(Data entries)
━━━━━━━━━━━━━━━━

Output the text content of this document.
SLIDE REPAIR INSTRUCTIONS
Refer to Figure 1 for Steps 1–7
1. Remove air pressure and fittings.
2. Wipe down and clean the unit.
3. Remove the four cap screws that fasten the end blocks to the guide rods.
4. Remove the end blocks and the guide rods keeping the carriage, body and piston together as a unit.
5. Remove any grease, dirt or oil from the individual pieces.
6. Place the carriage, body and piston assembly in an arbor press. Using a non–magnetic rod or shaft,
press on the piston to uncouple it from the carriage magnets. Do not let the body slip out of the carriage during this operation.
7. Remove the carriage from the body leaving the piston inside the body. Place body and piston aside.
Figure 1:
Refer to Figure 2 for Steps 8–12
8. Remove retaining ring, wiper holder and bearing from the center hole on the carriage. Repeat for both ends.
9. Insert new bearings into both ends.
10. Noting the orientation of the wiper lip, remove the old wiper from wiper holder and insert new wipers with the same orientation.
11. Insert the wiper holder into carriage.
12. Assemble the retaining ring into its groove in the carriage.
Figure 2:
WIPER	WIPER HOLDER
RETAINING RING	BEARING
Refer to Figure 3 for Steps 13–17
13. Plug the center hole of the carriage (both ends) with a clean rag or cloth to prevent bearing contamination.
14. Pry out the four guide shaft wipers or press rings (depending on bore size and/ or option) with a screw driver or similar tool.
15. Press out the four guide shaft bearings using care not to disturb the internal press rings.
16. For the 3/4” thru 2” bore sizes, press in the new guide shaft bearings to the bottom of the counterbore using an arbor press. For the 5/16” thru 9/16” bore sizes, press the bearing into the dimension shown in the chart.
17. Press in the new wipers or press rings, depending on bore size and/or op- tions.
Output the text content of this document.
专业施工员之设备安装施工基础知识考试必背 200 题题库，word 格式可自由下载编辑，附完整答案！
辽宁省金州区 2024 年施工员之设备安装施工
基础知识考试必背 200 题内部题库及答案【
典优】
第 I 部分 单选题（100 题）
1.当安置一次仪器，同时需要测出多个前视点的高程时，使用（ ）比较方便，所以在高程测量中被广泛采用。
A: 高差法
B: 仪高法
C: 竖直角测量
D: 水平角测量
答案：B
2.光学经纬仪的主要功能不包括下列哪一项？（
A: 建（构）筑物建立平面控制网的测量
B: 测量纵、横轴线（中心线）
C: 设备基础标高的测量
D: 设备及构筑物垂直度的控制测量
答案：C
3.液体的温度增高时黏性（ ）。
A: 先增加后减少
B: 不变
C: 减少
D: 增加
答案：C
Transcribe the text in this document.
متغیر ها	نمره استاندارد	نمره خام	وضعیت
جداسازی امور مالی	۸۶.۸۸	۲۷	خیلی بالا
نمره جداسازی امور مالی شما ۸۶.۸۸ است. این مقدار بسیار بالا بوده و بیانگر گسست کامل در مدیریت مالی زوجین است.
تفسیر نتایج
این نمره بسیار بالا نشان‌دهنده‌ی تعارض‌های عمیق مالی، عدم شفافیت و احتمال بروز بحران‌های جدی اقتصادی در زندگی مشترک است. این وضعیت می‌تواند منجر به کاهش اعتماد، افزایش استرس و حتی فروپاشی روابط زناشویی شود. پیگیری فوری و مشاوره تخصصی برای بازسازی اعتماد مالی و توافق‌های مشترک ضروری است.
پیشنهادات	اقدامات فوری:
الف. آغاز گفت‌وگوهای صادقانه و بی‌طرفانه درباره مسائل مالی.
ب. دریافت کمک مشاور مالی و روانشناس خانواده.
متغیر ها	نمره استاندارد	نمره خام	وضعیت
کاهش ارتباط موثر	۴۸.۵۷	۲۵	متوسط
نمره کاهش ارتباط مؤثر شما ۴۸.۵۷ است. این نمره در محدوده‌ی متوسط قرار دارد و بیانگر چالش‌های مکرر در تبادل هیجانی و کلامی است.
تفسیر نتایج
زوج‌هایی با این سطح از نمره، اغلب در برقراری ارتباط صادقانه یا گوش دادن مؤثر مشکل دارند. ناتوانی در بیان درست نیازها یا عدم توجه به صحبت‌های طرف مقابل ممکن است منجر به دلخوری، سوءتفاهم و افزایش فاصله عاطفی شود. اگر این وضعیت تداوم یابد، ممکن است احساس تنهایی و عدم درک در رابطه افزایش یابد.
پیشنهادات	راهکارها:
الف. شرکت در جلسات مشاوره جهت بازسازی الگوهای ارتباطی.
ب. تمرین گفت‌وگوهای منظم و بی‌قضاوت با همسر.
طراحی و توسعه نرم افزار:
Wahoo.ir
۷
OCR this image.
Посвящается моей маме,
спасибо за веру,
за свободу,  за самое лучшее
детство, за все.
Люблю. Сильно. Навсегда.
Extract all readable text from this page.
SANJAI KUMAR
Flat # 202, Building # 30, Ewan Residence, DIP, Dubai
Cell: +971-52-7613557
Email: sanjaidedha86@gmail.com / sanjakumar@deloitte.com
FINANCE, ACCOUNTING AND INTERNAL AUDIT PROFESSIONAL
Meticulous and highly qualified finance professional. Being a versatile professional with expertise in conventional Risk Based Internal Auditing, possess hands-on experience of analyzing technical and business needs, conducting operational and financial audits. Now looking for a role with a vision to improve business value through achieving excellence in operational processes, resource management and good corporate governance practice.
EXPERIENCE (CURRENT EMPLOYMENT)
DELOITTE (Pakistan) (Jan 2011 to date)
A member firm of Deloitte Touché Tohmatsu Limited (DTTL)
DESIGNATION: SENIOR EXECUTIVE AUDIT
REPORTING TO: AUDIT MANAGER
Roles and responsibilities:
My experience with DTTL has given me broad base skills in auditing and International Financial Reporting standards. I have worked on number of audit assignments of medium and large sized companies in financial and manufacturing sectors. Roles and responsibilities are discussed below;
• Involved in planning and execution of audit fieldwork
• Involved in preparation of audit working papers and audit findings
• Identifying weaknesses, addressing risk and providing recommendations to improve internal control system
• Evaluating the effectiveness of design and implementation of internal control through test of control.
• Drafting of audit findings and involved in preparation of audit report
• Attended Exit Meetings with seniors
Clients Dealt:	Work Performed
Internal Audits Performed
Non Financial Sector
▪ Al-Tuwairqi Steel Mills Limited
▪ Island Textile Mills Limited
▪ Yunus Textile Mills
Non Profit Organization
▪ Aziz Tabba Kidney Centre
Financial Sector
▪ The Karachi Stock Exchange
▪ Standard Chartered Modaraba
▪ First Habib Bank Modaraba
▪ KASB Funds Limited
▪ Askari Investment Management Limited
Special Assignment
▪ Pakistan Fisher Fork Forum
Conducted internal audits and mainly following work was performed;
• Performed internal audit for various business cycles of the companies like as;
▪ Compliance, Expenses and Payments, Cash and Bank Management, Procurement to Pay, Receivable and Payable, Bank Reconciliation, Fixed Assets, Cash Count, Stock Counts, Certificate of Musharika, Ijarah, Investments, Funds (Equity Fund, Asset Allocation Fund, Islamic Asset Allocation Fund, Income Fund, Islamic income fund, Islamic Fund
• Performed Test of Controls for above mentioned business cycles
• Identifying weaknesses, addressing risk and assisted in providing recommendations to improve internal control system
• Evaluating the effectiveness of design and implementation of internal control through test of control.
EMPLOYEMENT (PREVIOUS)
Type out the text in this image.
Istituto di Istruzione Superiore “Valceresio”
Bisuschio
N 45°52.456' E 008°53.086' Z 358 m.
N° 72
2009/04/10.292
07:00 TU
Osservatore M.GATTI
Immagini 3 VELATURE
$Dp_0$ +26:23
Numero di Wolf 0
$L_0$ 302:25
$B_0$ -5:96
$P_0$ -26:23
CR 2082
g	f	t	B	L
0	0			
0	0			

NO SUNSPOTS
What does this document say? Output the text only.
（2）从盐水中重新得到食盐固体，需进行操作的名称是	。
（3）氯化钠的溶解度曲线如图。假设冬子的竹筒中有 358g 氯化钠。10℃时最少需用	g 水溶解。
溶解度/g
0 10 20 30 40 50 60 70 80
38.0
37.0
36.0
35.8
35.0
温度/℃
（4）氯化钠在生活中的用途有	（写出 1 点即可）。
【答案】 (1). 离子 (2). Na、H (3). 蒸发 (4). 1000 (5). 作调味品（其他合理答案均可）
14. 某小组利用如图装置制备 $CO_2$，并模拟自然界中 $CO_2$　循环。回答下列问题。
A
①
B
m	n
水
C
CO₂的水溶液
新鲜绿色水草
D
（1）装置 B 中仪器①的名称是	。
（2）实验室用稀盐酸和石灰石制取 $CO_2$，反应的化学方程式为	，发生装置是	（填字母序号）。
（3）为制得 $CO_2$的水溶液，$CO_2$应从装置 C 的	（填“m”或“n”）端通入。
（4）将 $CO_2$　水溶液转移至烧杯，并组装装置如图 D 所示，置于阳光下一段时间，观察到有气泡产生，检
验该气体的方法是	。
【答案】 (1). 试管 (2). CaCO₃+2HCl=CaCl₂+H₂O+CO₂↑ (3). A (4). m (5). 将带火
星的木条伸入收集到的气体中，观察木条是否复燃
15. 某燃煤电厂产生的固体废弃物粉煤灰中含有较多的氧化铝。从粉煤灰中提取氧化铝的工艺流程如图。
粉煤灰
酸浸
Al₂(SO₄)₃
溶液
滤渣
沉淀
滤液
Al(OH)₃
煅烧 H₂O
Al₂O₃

━━━━━━━━━━━━━━━━

__TASK DIRECTIONS__:
Give only the count of lines in which the string "clean" appears.

__COMPLETED EXERCISE__:
2